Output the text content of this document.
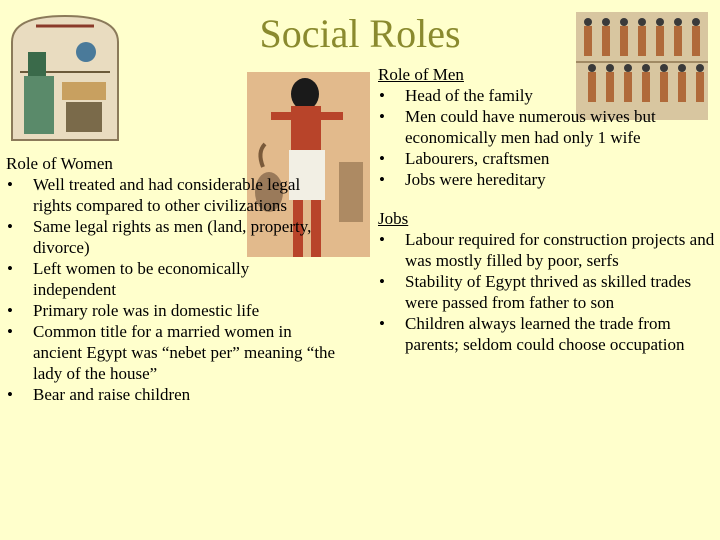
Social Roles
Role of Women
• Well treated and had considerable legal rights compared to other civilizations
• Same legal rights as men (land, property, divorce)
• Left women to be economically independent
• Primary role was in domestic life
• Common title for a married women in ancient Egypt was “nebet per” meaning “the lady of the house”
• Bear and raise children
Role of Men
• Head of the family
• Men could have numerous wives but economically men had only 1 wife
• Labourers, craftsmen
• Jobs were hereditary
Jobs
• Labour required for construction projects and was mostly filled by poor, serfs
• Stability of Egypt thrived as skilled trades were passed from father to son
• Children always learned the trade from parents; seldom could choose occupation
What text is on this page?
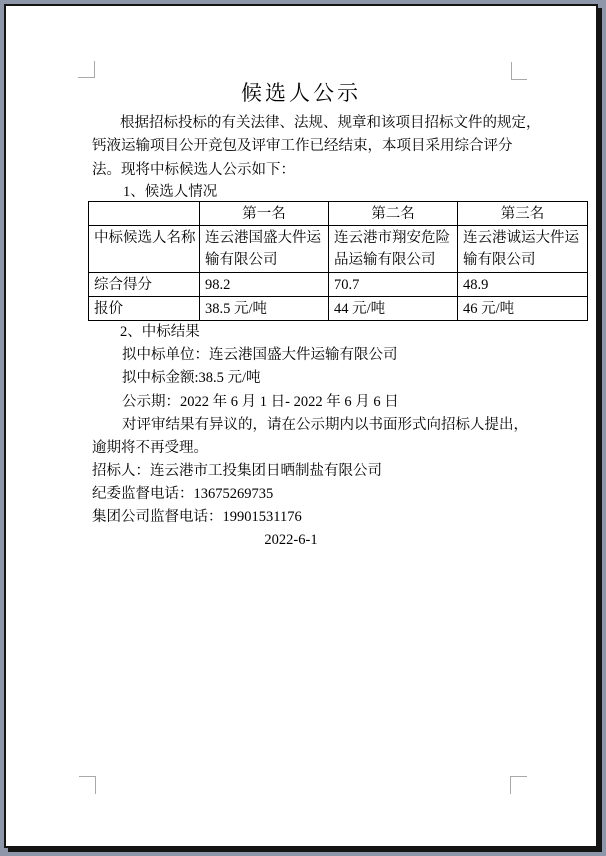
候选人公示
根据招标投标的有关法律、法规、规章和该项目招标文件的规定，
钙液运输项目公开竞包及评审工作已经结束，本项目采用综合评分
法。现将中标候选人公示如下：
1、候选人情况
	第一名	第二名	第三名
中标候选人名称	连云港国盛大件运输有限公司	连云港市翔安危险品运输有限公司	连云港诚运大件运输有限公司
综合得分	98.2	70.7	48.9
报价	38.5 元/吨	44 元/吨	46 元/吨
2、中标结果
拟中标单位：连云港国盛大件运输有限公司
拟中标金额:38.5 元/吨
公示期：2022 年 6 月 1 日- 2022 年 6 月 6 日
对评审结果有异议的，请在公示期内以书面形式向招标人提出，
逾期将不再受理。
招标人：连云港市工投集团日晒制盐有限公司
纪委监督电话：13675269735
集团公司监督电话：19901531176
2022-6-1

◆ Exercise: Copy out each record shown above without alteration, skipping any picture.

◆ Written reply:
Output the text content of this document.
Social Roles
Role of Women
• Well treated and had considerable legal rights compared to other civilizations
• Same legal rights as men (land, property, divorce)
• Left women to be economically independent
• Primary role was in domestic life
• Common title for a married women in ancient Egypt was “nebet per” meaning “the lady of the house”
• Bear and raise children
Role of Men
• Head of the family
• Men could have numerous wives but economically men had only 1 wife
• Labourers, craftsmen
• Jobs were hereditary
Jobs
• Labour required for construction projects and was mostly filled by poor, serfs
• Stability of Egypt thrived as skilled trades were passed from father to son
• Children always learned the trade from parents; seldom could choose occupation
What text is on this page?
候选人公示
根据招标投标的有关法律、法规、规章和该项目招标文件的规定，
钙液运输项目公开竞包及评审工作已经结束，本项目采用综合评分
法。现将中标候选人公示如下：
1、候选人情况
	第一名	第二名	第三名
中标候选人名称	连云港国盛大件运输有限公司	连云港市翔安危险品运输有限公司	连云港诚运大件运输有限公司
综合得分	98.2	70.7	48.9
报价	38.5 元/吨	44 元/吨	46 元/吨
2、中标结果
拟中标单位：连云港国盛大件运输有限公司
拟中标金额:38.5 元/吨
公示期：2022 年 6 月 1 日- 2022 年 6 月 6 日
对评审结果有异议的，请在公示期内以书面形式向招标人提出，
逾期将不再受理。
招标人：连云港市工投集团日晒制盐有限公司
纪委监督电话：13675269735
集团公司监督电话：19901531176
2022-6-1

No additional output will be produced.